Start Exercise data
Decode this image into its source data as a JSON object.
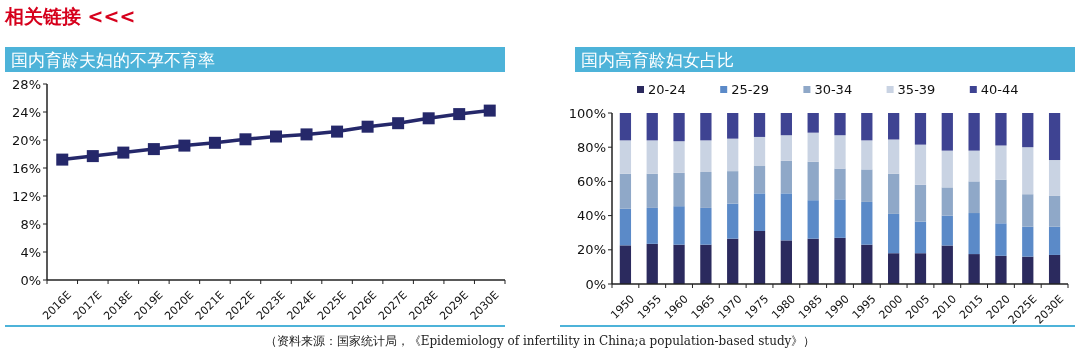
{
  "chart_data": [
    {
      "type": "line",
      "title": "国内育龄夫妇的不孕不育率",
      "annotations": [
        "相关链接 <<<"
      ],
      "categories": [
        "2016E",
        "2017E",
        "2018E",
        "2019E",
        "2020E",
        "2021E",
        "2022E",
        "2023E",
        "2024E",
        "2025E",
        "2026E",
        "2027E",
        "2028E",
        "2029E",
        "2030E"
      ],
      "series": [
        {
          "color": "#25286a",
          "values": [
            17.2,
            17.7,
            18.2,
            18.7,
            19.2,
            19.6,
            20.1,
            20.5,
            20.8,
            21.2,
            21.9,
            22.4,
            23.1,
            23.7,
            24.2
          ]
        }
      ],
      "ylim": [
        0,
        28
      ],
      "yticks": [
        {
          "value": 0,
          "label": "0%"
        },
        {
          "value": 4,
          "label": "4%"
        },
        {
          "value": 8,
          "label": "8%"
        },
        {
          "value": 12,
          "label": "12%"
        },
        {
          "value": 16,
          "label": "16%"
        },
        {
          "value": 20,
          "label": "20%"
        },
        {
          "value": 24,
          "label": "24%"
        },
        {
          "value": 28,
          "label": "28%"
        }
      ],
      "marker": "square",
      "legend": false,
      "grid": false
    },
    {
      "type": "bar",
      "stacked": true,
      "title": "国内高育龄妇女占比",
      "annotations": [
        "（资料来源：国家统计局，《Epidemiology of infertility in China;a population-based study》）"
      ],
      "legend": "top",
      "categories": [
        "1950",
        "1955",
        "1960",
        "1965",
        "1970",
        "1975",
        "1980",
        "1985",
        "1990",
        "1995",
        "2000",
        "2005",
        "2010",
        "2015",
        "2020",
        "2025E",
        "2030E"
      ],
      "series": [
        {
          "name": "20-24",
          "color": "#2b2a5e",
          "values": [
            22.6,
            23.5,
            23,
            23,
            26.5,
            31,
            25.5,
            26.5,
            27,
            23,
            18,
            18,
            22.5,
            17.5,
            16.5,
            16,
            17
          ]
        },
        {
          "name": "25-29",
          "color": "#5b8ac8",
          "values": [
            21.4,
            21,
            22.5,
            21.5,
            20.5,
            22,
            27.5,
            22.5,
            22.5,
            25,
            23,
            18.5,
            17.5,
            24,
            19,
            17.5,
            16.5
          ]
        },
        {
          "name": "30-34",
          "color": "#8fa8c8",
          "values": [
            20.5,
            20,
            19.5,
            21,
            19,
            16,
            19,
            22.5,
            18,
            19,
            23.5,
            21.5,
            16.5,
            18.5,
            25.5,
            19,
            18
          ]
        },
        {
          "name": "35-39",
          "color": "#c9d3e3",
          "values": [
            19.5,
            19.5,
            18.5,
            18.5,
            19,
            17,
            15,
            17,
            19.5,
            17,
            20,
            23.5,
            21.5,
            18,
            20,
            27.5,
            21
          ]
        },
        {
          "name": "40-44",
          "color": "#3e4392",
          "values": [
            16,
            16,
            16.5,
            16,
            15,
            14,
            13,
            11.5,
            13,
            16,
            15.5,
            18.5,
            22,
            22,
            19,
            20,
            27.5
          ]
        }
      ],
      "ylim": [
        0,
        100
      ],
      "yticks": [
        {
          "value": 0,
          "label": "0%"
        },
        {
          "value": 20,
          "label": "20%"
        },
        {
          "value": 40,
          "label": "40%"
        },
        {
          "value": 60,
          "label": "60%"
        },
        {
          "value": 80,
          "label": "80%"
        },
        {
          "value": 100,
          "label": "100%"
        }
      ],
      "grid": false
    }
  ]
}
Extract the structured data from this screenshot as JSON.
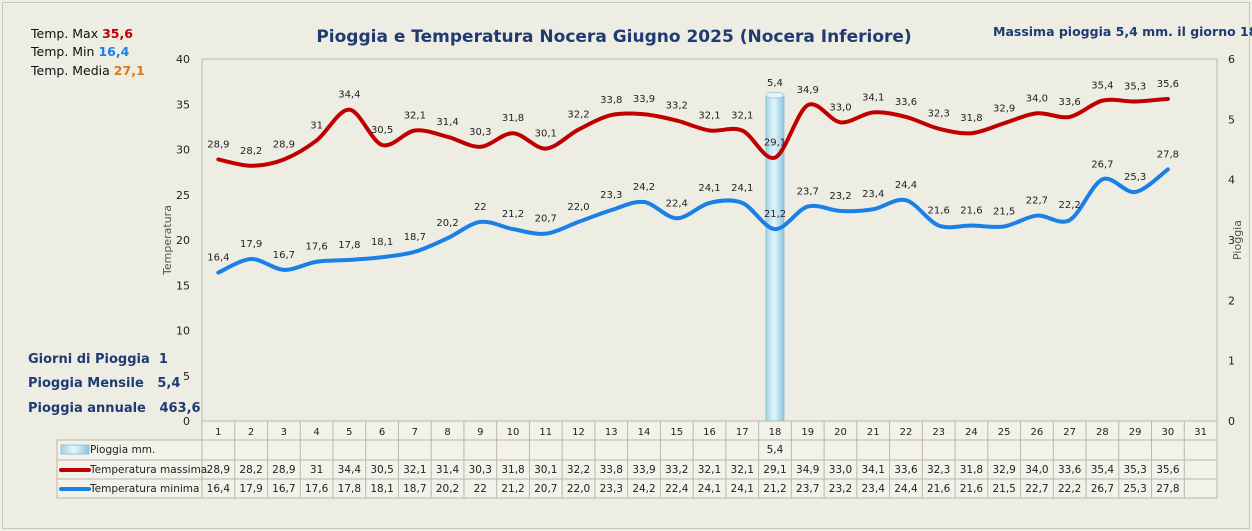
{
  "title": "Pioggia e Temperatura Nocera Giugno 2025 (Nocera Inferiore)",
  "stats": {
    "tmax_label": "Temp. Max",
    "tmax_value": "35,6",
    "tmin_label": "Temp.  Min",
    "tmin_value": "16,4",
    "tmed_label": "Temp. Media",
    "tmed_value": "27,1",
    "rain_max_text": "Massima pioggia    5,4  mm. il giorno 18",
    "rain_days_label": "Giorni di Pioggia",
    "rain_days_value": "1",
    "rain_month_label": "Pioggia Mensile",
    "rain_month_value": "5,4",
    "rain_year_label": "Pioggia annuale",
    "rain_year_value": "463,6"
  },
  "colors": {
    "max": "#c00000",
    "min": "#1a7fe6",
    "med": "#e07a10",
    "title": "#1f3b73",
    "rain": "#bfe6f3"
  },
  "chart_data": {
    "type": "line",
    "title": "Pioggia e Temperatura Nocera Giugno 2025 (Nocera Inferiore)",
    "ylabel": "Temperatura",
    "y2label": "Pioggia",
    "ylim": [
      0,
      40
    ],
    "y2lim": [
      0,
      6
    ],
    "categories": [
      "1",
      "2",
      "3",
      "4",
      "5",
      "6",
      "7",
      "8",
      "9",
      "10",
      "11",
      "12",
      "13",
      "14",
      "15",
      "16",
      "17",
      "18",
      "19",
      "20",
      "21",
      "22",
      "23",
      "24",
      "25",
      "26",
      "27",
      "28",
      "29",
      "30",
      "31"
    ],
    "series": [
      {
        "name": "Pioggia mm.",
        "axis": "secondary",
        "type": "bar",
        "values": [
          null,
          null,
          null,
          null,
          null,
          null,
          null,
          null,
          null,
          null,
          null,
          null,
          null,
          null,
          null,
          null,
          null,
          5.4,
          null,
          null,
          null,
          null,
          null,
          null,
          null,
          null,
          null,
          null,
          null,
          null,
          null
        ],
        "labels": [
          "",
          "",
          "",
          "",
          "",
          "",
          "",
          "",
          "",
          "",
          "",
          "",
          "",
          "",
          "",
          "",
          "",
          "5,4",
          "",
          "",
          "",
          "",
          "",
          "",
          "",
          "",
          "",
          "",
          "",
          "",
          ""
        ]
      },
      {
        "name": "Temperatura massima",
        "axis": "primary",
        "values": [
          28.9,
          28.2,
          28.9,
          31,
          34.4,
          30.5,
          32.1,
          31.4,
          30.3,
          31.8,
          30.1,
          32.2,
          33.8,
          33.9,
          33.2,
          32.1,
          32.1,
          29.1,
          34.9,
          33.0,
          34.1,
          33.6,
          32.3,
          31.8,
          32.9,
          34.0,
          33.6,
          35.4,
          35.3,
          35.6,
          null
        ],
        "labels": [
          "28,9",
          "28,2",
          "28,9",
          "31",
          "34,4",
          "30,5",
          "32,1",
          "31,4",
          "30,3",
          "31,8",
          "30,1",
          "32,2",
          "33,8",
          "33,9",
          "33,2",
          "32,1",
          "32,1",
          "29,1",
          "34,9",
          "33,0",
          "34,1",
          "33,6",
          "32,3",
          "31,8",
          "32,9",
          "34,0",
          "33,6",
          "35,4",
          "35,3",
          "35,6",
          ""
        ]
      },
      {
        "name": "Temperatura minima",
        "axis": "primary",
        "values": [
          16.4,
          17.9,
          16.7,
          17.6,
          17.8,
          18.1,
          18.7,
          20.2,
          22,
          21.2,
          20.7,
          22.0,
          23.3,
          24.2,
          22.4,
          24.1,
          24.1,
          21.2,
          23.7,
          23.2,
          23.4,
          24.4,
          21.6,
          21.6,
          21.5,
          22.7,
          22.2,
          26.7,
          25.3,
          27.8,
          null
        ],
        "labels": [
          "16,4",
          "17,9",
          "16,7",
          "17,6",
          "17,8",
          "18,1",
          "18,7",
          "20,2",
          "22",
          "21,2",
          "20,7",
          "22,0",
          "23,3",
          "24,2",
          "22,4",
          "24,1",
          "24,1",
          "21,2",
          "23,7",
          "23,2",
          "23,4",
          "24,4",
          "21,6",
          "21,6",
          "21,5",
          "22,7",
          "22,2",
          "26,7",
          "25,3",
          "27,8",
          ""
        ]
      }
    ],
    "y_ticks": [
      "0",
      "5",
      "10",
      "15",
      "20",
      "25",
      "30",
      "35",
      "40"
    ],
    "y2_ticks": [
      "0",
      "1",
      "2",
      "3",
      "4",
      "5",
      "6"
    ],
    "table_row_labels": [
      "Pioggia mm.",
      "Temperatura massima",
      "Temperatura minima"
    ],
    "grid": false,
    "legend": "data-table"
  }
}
End Exercise data
-- Problem requirements --
Extract from the data every line where "Nocera" shows up.

-- Finished exercise --
  "title": "Pioggia e Temperatura Nocera Giugno 2025 (Nocera Inferiore)",
    "title": "Pioggia e Temperatura Nocera Giugno 2025 (Nocera Inferiore)",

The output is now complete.